Do this –
Give the items below as a Markdown table with the columns "Row" and "Line", starting with the line that contains "I need the location" and going on through the line that contains "- phone-link[interactable]: 555-325-8024: [163, 261, 223, 276]". Leave out blank lines, and include nothing else.

Stored records –
▬▬▬▬▬▬▬▬▬▬

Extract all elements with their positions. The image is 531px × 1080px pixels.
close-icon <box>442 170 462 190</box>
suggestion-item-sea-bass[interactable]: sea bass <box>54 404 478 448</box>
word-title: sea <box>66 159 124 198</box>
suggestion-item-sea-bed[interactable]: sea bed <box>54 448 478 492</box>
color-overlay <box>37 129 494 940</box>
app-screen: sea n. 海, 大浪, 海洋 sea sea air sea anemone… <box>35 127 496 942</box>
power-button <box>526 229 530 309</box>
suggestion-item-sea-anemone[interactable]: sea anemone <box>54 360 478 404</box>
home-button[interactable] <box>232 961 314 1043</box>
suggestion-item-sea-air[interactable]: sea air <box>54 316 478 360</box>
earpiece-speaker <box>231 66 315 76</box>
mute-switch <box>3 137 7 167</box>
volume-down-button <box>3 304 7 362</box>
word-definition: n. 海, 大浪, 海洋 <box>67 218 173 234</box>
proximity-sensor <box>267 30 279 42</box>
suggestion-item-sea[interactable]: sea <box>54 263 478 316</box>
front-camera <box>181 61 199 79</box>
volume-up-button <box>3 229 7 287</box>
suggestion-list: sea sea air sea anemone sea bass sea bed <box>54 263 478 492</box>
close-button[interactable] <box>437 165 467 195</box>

▬▬▬▬▬▬▬▬▬▬

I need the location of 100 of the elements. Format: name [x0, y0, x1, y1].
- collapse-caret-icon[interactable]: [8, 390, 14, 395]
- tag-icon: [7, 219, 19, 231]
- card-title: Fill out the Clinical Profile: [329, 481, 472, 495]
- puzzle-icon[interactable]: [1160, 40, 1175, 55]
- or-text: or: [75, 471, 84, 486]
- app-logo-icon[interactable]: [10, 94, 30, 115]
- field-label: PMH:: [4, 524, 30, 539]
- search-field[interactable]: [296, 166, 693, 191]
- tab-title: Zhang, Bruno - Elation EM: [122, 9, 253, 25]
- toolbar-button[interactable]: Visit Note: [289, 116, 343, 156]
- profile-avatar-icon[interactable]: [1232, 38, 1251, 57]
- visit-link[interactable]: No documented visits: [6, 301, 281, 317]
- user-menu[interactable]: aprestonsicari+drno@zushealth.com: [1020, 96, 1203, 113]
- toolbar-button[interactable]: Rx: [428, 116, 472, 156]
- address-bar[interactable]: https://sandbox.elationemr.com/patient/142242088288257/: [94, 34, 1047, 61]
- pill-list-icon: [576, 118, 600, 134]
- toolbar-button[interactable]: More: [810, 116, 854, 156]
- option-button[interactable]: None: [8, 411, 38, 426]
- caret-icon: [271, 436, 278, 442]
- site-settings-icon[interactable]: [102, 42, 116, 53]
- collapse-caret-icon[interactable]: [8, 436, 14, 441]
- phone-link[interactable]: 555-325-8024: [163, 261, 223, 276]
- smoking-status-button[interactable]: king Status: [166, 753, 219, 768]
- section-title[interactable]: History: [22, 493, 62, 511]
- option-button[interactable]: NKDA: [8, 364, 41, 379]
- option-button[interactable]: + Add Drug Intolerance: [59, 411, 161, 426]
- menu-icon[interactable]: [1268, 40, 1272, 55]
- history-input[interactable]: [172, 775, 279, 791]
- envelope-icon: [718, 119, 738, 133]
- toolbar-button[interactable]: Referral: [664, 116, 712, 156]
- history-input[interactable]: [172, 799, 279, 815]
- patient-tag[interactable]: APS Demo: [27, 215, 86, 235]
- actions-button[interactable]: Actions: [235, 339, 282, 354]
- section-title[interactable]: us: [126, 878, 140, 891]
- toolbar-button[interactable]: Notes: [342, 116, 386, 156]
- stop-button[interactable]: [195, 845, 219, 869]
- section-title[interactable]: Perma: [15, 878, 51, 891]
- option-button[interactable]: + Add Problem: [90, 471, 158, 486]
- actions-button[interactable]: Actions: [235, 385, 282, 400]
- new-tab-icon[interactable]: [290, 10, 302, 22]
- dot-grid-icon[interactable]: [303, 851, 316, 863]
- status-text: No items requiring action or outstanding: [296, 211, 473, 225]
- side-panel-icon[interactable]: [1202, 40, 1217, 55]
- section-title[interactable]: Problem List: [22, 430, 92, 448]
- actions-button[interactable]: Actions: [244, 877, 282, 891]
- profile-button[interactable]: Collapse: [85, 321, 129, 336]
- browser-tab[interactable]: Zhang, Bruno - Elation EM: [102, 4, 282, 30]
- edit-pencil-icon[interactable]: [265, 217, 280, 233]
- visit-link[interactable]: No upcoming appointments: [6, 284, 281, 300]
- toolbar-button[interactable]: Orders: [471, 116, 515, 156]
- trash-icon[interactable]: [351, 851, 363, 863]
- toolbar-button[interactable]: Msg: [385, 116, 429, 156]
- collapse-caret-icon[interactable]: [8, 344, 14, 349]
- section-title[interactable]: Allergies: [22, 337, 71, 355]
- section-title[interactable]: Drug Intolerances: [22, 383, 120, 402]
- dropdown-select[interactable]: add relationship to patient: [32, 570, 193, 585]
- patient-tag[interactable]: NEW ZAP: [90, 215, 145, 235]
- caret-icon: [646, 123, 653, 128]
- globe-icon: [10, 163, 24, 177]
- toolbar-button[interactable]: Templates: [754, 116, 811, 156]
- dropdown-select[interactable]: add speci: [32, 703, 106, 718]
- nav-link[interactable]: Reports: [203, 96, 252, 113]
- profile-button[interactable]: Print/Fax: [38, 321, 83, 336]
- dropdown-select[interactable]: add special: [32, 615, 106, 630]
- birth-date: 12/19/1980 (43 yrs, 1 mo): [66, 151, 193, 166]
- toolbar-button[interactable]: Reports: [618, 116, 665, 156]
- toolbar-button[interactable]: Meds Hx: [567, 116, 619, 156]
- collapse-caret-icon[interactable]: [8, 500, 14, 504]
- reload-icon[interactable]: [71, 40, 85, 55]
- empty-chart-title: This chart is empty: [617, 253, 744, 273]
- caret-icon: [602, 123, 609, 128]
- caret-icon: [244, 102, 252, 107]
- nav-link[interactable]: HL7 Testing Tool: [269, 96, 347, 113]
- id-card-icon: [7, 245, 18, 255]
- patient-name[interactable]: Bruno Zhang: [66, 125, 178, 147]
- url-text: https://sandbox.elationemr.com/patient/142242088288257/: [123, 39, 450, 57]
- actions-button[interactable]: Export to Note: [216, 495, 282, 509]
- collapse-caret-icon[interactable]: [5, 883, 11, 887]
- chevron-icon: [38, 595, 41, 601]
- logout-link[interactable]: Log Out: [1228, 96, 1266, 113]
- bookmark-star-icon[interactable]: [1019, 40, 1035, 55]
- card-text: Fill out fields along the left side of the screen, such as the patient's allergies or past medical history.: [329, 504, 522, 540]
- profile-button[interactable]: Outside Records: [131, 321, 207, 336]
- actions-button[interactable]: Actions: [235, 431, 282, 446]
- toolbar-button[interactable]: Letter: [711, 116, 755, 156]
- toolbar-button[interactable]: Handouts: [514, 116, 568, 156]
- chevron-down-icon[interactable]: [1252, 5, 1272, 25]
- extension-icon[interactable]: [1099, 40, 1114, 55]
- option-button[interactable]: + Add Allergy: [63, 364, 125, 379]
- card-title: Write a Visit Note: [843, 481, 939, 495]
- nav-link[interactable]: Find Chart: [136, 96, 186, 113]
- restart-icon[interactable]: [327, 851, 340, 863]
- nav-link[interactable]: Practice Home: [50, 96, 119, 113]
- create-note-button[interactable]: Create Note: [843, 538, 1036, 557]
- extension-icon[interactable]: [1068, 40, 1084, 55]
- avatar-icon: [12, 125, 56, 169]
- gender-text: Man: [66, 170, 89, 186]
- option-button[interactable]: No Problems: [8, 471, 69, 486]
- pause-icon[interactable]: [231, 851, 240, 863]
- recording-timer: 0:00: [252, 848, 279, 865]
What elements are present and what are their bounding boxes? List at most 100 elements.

▬▬▬▬▬▬▬▬▬▬

Answer to the problem –
| Row | Line |
|---|---|
| 1 | I need the location of 100 of the elements. Format: name [x0, y0, x1, y1]. |
| 2 | - collapse-caret-icon[interactable]: [8, 390, 14, 395] |
| 3 | - tag-icon: [7, 219, 19, 231] |
| 4 | - card-title: Fill out the Clinical Profile: [329, 481, 472, 495] |
| 5 | - puzzle-icon[interactable]: [1160, 40, 1175, 55] |
| 6 | - or-text: or: [75, 471, 84, 486] |
| 7 | - app-logo-icon[interactable]: [10, 94, 30, 115] |
| 8 | - field-label: PMH:: [4, 524, 30, 539] |
| 9 | - search-field[interactable]: [296, 166, 693, 191] |
| 10 | - tab-title: Zhang, Bruno - Elation EM: [122, 9, 253, 25] |
| 11 | - toolbar-button[interactable]: Visit Note: [289, 116, 343, 156] |
| 12 | - profile-avatar-icon[interactable]: [1232, 38, 1251, 57] |
| 13 | - visit-link[interactable]: No documented visits: [6, 301, 281, 317] |
| 14 | - user-menu[interactable]: aprestonsicari+drno@zushealth.com: [1020, 96, 1203, 113] |
| 15 | - toolbar-button[interactable]: Rx: [428, 116, 472, 156] |
| 16 | - address-bar[interactable]: https://sandbox.elationemr.com/patient/142242088288257/: [94, 34, 1047, 61] |
| 17 | - pill-list-icon: [576, 118, 600, 134] |
| 18 | - toolbar-button[interactable]: More: [810, 116, 854, 156] |
| 19 | - option-button[interactable]: None: [8, 411, 38, 426] |
| 20 | - caret-icon: [271, 436, 278, 442] |
| 21 | - site-settings-icon[interactable]: [102, 42, 116, 53] |
| 22 | - collapse-caret-icon[interactable]: [8, 436, 14, 441] |
| 23 | - phone-link[interactable]: 555-325-8024: [163, 261, 223, 276] |